## The task:
Print the entries that appear below, exactly as written and without their pictures.

Entries from a visual dataset
[BEGIN]

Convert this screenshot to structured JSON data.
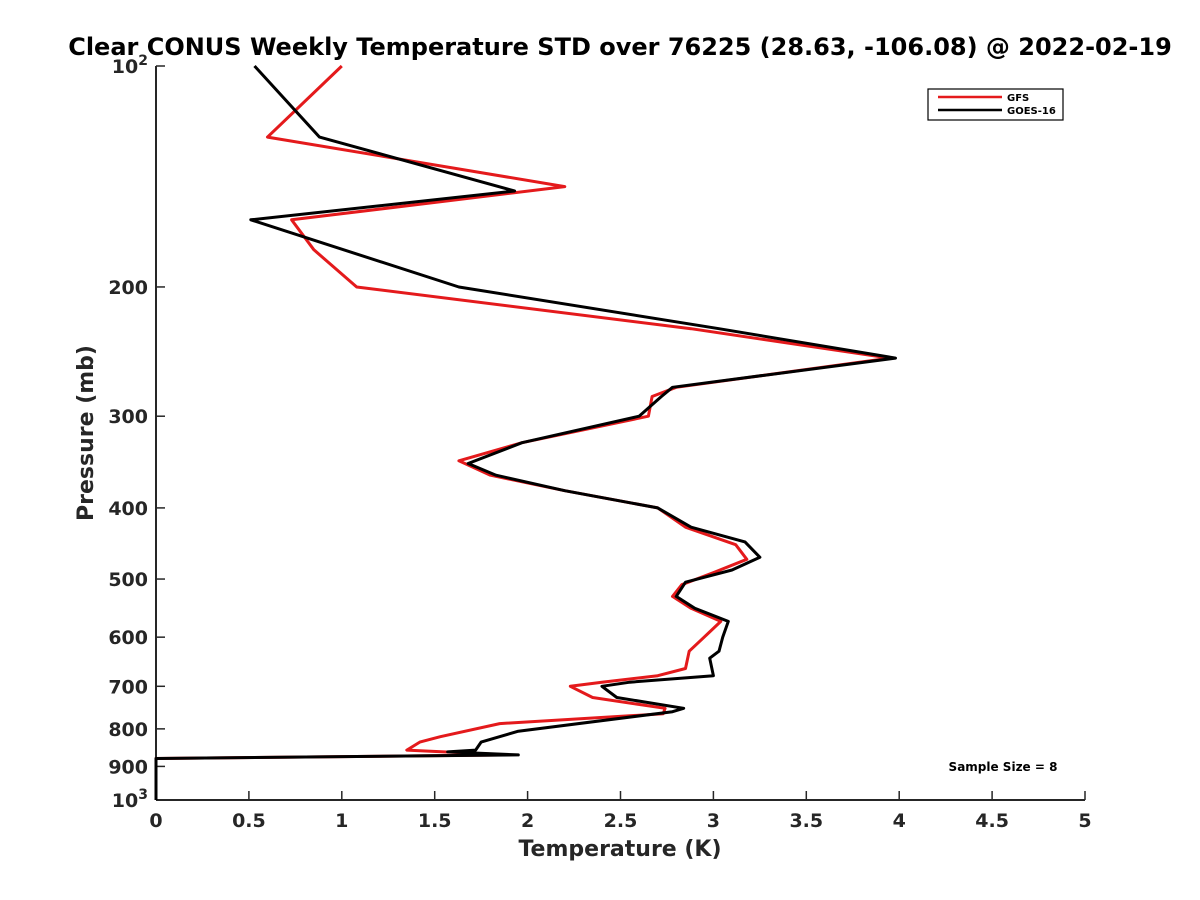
{
  "chart_data": {
    "type": "line",
    "title": "Clear CONUS Weekly Temperature STD over 76225 (28.63, -106.08) @ 2022-02-19",
    "xlabel": "Temperature (K)",
    "ylabel": "Pressure (mb)",
    "xlim": [
      0,
      5
    ],
    "ylim": [
      100,
      1000
    ],
    "y_scale": "log",
    "y_reversed": true,
    "x_ticks": [
      "0",
      "0.5",
      "1",
      "1.5",
      "2",
      "2.5",
      "3",
      "3.5",
      "4",
      "4.5",
      "5"
    ],
    "x_tick_values": [
      0,
      0.5,
      1,
      1.5,
      2,
      2.5,
      3,
      3.5,
      4,
      4.5,
      5
    ],
    "y_ticks": [
      {
        "value": 100,
        "base": "10",
        "exp": "2"
      },
      {
        "value": 200,
        "label": "200"
      },
      {
        "value": 300,
        "label": "300"
      },
      {
        "value": 400,
        "label": "400"
      },
      {
        "value": 500,
        "label": "500"
      },
      {
        "value": 600,
        "label": "600"
      },
      {
        "value": 700,
        "label": "700"
      },
      {
        "value": 800,
        "label": "800"
      },
      {
        "value": 900,
        "label": "900"
      },
      {
        "value": 1000,
        "base": "10",
        "exp": "3"
      }
    ],
    "legend_position": "top-right",
    "annotation": "Sample Size = 8",
    "grid": false,
    "series": [
      {
        "name": "GFS",
        "color": "#e41a1c",
        "points": [
          [
            1.0,
            100
          ],
          [
            0.6,
            125
          ],
          [
            2.2,
            146
          ],
          [
            0.73,
            162
          ],
          [
            0.85,
            178
          ],
          [
            1.08,
            200
          ],
          [
            2.88,
            228
          ],
          [
            3.95,
            250
          ],
          [
            2.8,
            274
          ],
          [
            2.67,
            282
          ],
          [
            2.65,
            300
          ],
          [
            1.97,
            326
          ],
          [
            1.63,
            345
          ],
          [
            1.8,
            361
          ],
          [
            2.2,
            379
          ],
          [
            2.7,
            400
          ],
          [
            2.85,
            425
          ],
          [
            3.12,
            449
          ],
          [
            3.18,
            470
          ],
          [
            3.0,
            490
          ],
          [
            2.83,
            509
          ],
          [
            2.78,
            528
          ],
          [
            2.88,
            548
          ],
          [
            3.04,
            571
          ],
          [
            2.95,
            600
          ],
          [
            2.87,
            627
          ],
          [
            2.85,
            662
          ],
          [
            2.7,
            677
          ],
          [
            2.4,
            691
          ],
          [
            2.23,
            700
          ],
          [
            2.35,
            725
          ],
          [
            2.74,
            750
          ],
          [
            2.73,
            763
          ],
          [
            1.85,
            787
          ],
          [
            1.53,
            820
          ],
          [
            1.42,
            834
          ],
          [
            1.35,
            855
          ],
          [
            1.55,
            860
          ],
          [
            1.9,
            868
          ],
          [
            0.0,
            878
          ],
          [
            0.0,
            1000
          ]
        ]
      },
      {
        "name": "GOES-16",
        "color": "#000000",
        "points": [
          [
            0.53,
            100
          ],
          [
            0.88,
            125
          ],
          [
            1.93,
            148
          ],
          [
            0.51,
            162
          ],
          [
            1.63,
            200
          ],
          [
            3.03,
            228
          ],
          [
            3.98,
            250
          ],
          [
            2.78,
            274
          ],
          [
            2.72,
            282
          ],
          [
            2.6,
            300
          ],
          [
            1.97,
            326
          ],
          [
            1.68,
            348
          ],
          [
            1.83,
            361
          ],
          [
            2.2,
            379
          ],
          [
            2.7,
            400
          ],
          [
            2.88,
            425
          ],
          [
            3.17,
            445
          ],
          [
            3.25,
            467
          ],
          [
            3.1,
            486
          ],
          [
            2.85,
            505
          ],
          [
            2.8,
            528
          ],
          [
            2.9,
            548
          ],
          [
            3.08,
            571
          ],
          [
            3.05,
            600
          ],
          [
            3.03,
            627
          ],
          [
            2.98,
            641
          ],
          [
            3.0,
            677
          ],
          [
            2.55,
            691
          ],
          [
            2.4,
            700
          ],
          [
            2.48,
            725
          ],
          [
            2.84,
            750
          ],
          [
            2.78,
            758
          ],
          [
            1.95,
            806
          ],
          [
            1.75,
            834
          ],
          [
            1.72,
            855
          ],
          [
            1.57,
            860
          ],
          [
            1.95,
            868
          ],
          [
            0.0,
            878
          ],
          [
            0.0,
            1000
          ]
        ]
      }
    ]
  }
}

[END]

## Task answer:
Convert this screenshot to structured JSON data.
{
  "chart_data": {
    "type": "line",
    "title": "Clear CONUS Weekly Temperature STD over 76225 (28.63, -106.08) @ 2022-02-19",
    "xlabel": "Temperature (K)",
    "ylabel": "Pressure (mb)",
    "xlim": [
      0,
      5
    ],
    "ylim": [
      100,
      1000
    ],
    "y_scale": "log",
    "y_reversed": true,
    "x_ticks": [
      "0",
      "0.5",
      "1",
      "1.5",
      "2",
      "2.5",
      "3",
      "3.5",
      "4",
      "4.5",
      "5"
    ],
    "x_tick_values": [
      0,
      0.5,
      1,
      1.5,
      2,
      2.5,
      3,
      3.5,
      4,
      4.5,
      5
    ],
    "y_ticks": [
      {
        "value": 100,
        "base": "10",
        "exp": "2"
      },
      {
        "value": 200,
        "label": "200"
      },
      {
        "value": 300,
        "label": "300"
      },
      {
        "value": 400,
        "label": "400"
      },
      {
        "value": 500,
        "label": "500"
      },
      {
        "value": 600,
        "label": "600"
      },
      {
        "value": 700,
        "label": "700"
      },
      {
        "value": 800,
        "label": "800"
      },
      {
        "value": 900,
        "label": "900"
      },
      {
        "value": 1000,
        "base": "10",
        "exp": "3"
      }
    ],
    "legend_position": "top-right",
    "annotation": "Sample Size = 8",
    "grid": false,
    "series": [
      {
        "name": "GFS",
        "color": "#e41a1c",
        "points": [
          [
            1.0,
            100
          ],
          [
            0.6,
            125
          ],
          [
            2.2,
            146
          ],
          [
            0.73,
            162
          ],
          [
            0.85,
            178
          ],
          [
            1.08,
            200
          ],
          [
            2.88,
            228
          ],
          [
            3.95,
            250
          ],
          [
            2.8,
            274
          ],
          [
            2.67,
            282
          ],
          [
            2.65,
            300
          ],
          [
            1.97,
            326
          ],
          [
            1.63,
            345
          ],
          [
            1.8,
            361
          ],
          [
            2.2,
            379
          ],
          [
            2.7,
            400
          ],
          [
            2.85,
            425
          ],
          [
            3.12,
            449
          ],
          [
            3.18,
            470
          ],
          [
            3.0,
            490
          ],
          [
            2.83,
            509
          ],
          [
            2.78,
            528
          ],
          [
            2.88,
            548
          ],
          [
            3.04,
            571
          ],
          [
            2.95,
            600
          ],
          [
            2.87,
            627
          ],
          [
            2.85,
            662
          ],
          [
            2.7,
            677
          ],
          [
            2.4,
            691
          ],
          [
            2.23,
            700
          ],
          [
            2.35,
            725
          ],
          [
            2.74,
            750
          ],
          [
            2.73,
            763
          ],
          [
            1.85,
            787
          ],
          [
            1.53,
            820
          ],
          [
            1.42,
            834
          ],
          [
            1.35,
            855
          ],
          [
            1.55,
            860
          ],
          [
            1.9,
            868
          ],
          [
            0.0,
            878
          ],
          [
            0.0,
            1000
          ]
        ]
      },
      {
        "name": "GOES-16",
        "color": "#000000",
        "points": [
          [
            0.53,
            100
          ],
          [
            0.88,
            125
          ],
          [
            1.93,
            148
          ],
          [
            0.51,
            162
          ],
          [
            1.63,
            200
          ],
          [
            3.03,
            228
          ],
          [
            3.98,
            250
          ],
          [
            2.78,
            274
          ],
          [
            2.72,
            282
          ],
          [
            2.6,
            300
          ],
          [
            1.97,
            326
          ],
          [
            1.68,
            348
          ],
          [
            1.83,
            361
          ],
          [
            2.2,
            379
          ],
          [
            2.7,
            400
          ],
          [
            2.88,
            425
          ],
          [
            3.17,
            445
          ],
          [
            3.25,
            467
          ],
          [
            3.1,
            486
          ],
          [
            2.85,
            505
          ],
          [
            2.8,
            528
          ],
          [
            2.9,
            548
          ],
          [
            3.08,
            571
          ],
          [
            3.05,
            600
          ],
          [
            3.03,
            627
          ],
          [
            2.98,
            641
          ],
          [
            3.0,
            677
          ],
          [
            2.55,
            691
          ],
          [
            2.4,
            700
          ],
          [
            2.48,
            725
          ],
          [
            2.84,
            750
          ],
          [
            2.78,
            758
          ],
          [
            1.95,
            806
          ],
          [
            1.75,
            834
          ],
          [
            1.72,
            855
          ],
          [
            1.57,
            860
          ],
          [
            1.95,
            868
          ],
          [
            0.0,
            878
          ],
          [
            0.0,
            1000
          ]
        ]
      }
    ]
  }
}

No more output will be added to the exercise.